What you need to do. Select each line in the entries below that contains the string "photo", and copy those lines out in full.

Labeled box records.
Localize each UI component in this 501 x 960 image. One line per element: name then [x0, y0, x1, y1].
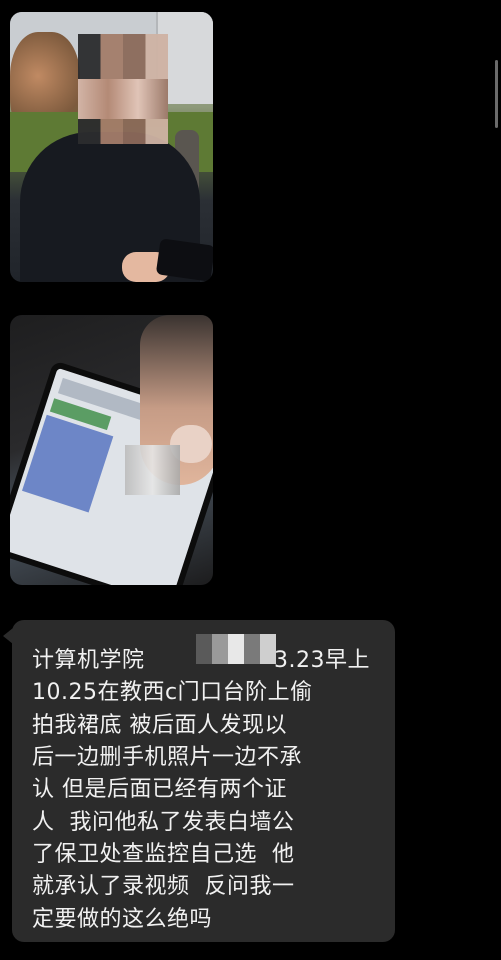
screen-blue-block — [22, 414, 114, 513]
photo-blur-patch — [125, 445, 180, 495]
message-line: 计算机学院 — [32, 648, 145, 673]
message-line: 人 我问他私了发表白墙公 — [32, 810, 295, 835]
message-line: 10.25在教西c门口台阶上偷 — [32, 680, 313, 705]
message-line: 了保卫处查监控自己选 他 — [32, 842, 295, 867]
face-mosaic-lower — [78, 79, 168, 119]
photo-phone — [155, 238, 213, 282]
image-message-phone[interactable] — [10, 315, 213, 585]
message-line: 认 但是后面已经有两个证 — [32, 777, 287, 802]
message-line: 后一边删手机照片一边不承 — [32, 745, 303, 770]
redacted-name-mosaic — [196, 634, 276, 664]
message-line: 拍我裙底 被后面人发现以 — [32, 713, 287, 738]
message-line: 就承认了录视频 反问我一 — [32, 874, 295, 899]
message-line: 3.23早上 — [274, 648, 370, 673]
image-message-person[interactable] — [10, 12, 213, 282]
message-line: 定要做的这么绝吗 — [32, 907, 213, 932]
chat-scrollbar[interactable] — [495, 60, 498, 128]
text-message-bubble[interactable]: 计算机学院 3.23早上 10.25在教西c门口台阶上偷 拍我裙底 被后面人发现… — [12, 620, 395, 942]
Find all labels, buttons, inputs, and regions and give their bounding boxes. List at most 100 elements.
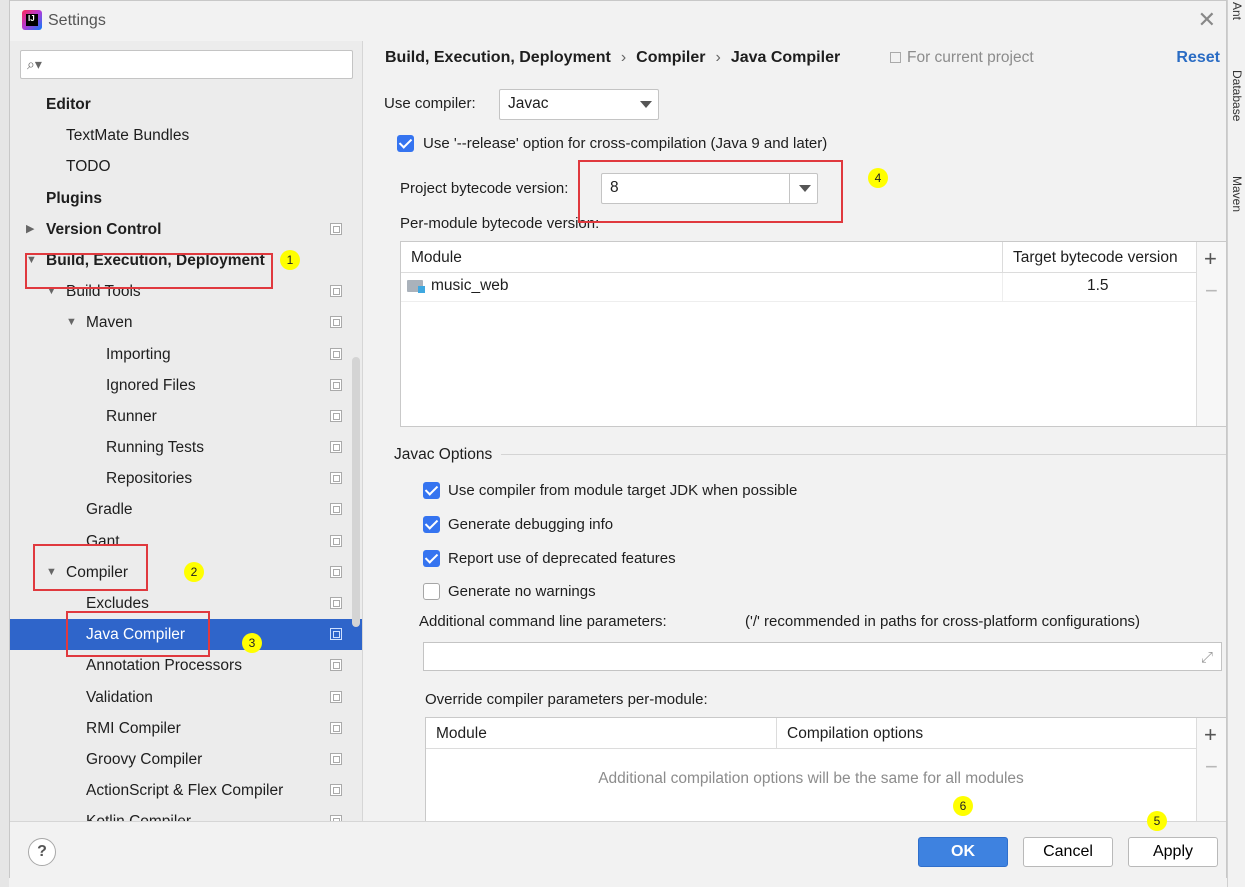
javac-option-checkbox[interactable] xyxy=(423,583,440,600)
add-icon[interactable]: + xyxy=(1204,722,1217,748)
sidebar-scrollbar[interactable] xyxy=(352,357,360,627)
column-header-compilation-options[interactable]: Compilation options xyxy=(776,718,1196,749)
sidebar-item-gradle[interactable]: Gradle xyxy=(10,494,362,525)
annotation-marker-1: 1 xyxy=(280,250,300,270)
expand-icon[interactable]: ⤢ xyxy=(1201,649,1213,666)
per-module-label: Per-module bytecode version: xyxy=(400,215,600,232)
release-option-checkbox[interactable] xyxy=(397,135,414,152)
sidebar-item-textmate-bundles[interactable]: TextMate Bundles xyxy=(10,120,362,151)
search-icon: ⌕▾ xyxy=(27,56,42,72)
javac-option-checkbox[interactable] xyxy=(423,516,440,533)
project-scope-icon xyxy=(330,222,342,235)
project-scope-icon xyxy=(330,472,342,485)
project-scope-icon xyxy=(330,316,342,329)
sidebar-item-validation[interactable]: Validation xyxy=(10,682,362,713)
search-input[interactable] xyxy=(51,54,341,76)
expanded-arrow-icon[interactable]: ▼ xyxy=(66,307,77,338)
for-project-label: For current project xyxy=(907,49,1034,66)
sidebar-item-groovy-compiler[interactable]: Groovy Compiler xyxy=(10,744,362,775)
sidebar-item-label: TextMate Bundles xyxy=(66,127,190,145)
annotation-marker-2: 2 xyxy=(184,562,204,582)
override-params-table: Module Compilation options Additional co… xyxy=(425,717,1226,822)
project-scope-icon xyxy=(330,784,342,797)
sidebar-item-actionscript-flex-compiler[interactable]: ActionScript & Flex Compiler xyxy=(10,775,362,806)
javac-option-checkbox[interactable] xyxy=(423,550,440,567)
annotation-box-2 xyxy=(33,544,148,591)
sidebar-item-repositories[interactable]: Repositories xyxy=(10,463,362,494)
breadcrumb-item: Java Compiler xyxy=(730,49,841,66)
additional-params-label: Additional command line parameters: xyxy=(419,613,667,630)
chevron-right-icon: › xyxy=(715,49,721,66)
settings-dialog: IJ Settings ✕ ⌕▾ Editor TextMate Bundles T… xyxy=(9,0,1227,879)
use-compiler-select[interactable]: Javac xyxy=(499,89,659,120)
sidebar-item-plugins[interactable]: Plugins xyxy=(10,183,362,214)
sidebar-item-label: Kotlin Compiler xyxy=(86,806,191,821)
table-row[interactable]: music_web 1.5 xyxy=(401,273,1196,302)
add-icon[interactable]: + xyxy=(1204,246,1217,272)
settings-search[interactable]: ⌕▾ xyxy=(20,50,353,79)
apply-button[interactable]: Apply xyxy=(1128,837,1218,867)
project-scope-icon xyxy=(330,534,342,547)
additional-params-input[interactable]: ⤢ xyxy=(423,642,1222,671)
settings-tree: Editor TextMate Bundles TODO Plugins ▶ Versio… xyxy=(10,89,362,821)
javac-options-title: Javac Options xyxy=(394,446,493,463)
annotation-marker-5: 5 xyxy=(1147,811,1167,831)
sidebar-item-label: Version Control xyxy=(46,220,162,238)
sidebar-item-running-tests[interactable]: Running Tests xyxy=(10,432,362,463)
background-ide-strip xyxy=(0,0,9,887)
annotation-box-3 xyxy=(66,611,210,657)
javac-option-label: Report use of deprecated features xyxy=(448,550,676,567)
chevron-right-icon: › xyxy=(620,49,627,66)
remove-icon[interactable]: − xyxy=(1205,754,1218,780)
project-scope-icon xyxy=(330,565,342,578)
sidebar-item-label: RMI Compiler xyxy=(86,719,181,737)
per-module-table: Module Target bytecode version music_web… xyxy=(400,241,1226,427)
sidebar-item-runner[interactable]: Runner xyxy=(10,401,362,432)
ant-panel-tab[interactable]: Ant xyxy=(1230,2,1244,20)
chevron-down-icon xyxy=(640,101,652,108)
sidebar-item-label: Validation xyxy=(86,688,153,706)
empty-table-text: Additional compilation options will be t… xyxy=(598,770,1024,787)
annotation-marker-4: 4 xyxy=(868,168,888,188)
cancel-button[interactable]: Cancel xyxy=(1023,837,1113,867)
project-scope-icon xyxy=(330,347,342,360)
collapsed-arrow-icon[interactable]: ▶ xyxy=(26,214,34,245)
override-params-label: Override compiler parameters per-module: xyxy=(425,691,708,708)
javac-option-checkbox[interactable] xyxy=(423,482,440,499)
column-header-target[interactable]: Target bytecode version xyxy=(1002,242,1196,273)
module-name: music_web xyxy=(431,277,509,294)
sidebar-item-maven[interactable]: ▼ Maven xyxy=(10,307,362,338)
reset-link[interactable]: Reset xyxy=(1176,49,1220,67)
sidebar-item-kotlin-compiler[interactable]: Kotlin Compiler xyxy=(10,806,362,821)
target-version[interactable]: 1.5 xyxy=(1087,277,1109,295)
module-badge-icon xyxy=(418,286,425,293)
sidebar-item-version-control[interactable]: ▶ Version Control xyxy=(10,214,362,245)
help-button[interactable]: ? xyxy=(28,838,56,866)
sidebar-item-importing[interactable]: Importing xyxy=(10,339,362,370)
close-icon[interactable]: ✕ xyxy=(1198,9,1216,31)
javac-option-label: Generate no warnings xyxy=(448,583,596,600)
ok-button[interactable]: OK xyxy=(918,837,1008,867)
database-panel-tab[interactable]: Database xyxy=(1230,70,1244,121)
annotation-marker-6: 6 xyxy=(953,796,973,816)
column-header-module[interactable]: Module xyxy=(401,242,1002,273)
sidebar-item-rmi-compiler[interactable]: RMI Compiler xyxy=(10,713,362,744)
project-scope-icon xyxy=(890,52,901,63)
sidebar-item-editor[interactable]: Editor xyxy=(10,89,362,120)
sidebar-item-label: Gradle xyxy=(86,501,133,519)
settings-content: Build, Execution, Deployment › Compiler › Ja… xyxy=(364,41,1226,822)
use-compiler-value: Javac xyxy=(508,95,549,112)
sidebar-item-ignored-files[interactable]: Ignored Files xyxy=(10,370,362,401)
remove-icon[interactable]: − xyxy=(1205,278,1218,304)
javac-option-label: Generate debugging info xyxy=(448,516,614,533)
sidebar-item-label: Runner xyxy=(106,407,157,425)
sidebar-item-label: ActionScript & Flex Compiler xyxy=(86,782,284,800)
for-current-project: For current project xyxy=(890,49,1034,67)
sidebar-item-todo[interactable]: TODO xyxy=(10,151,362,182)
project-scope-icon xyxy=(330,409,342,422)
column-header-module[interactable]: Module xyxy=(426,718,776,749)
annotation-marker-3: 3 xyxy=(242,633,262,653)
window-title: Settings xyxy=(48,12,106,29)
maven-panel-tab[interactable]: Maven xyxy=(1230,176,1244,212)
sidebar-item-label: Ignored Files xyxy=(106,376,196,394)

Answer to the problem.
photo-blur-patch — [125, 445, 180, 495]
photo-phone — [155, 238, 213, 282]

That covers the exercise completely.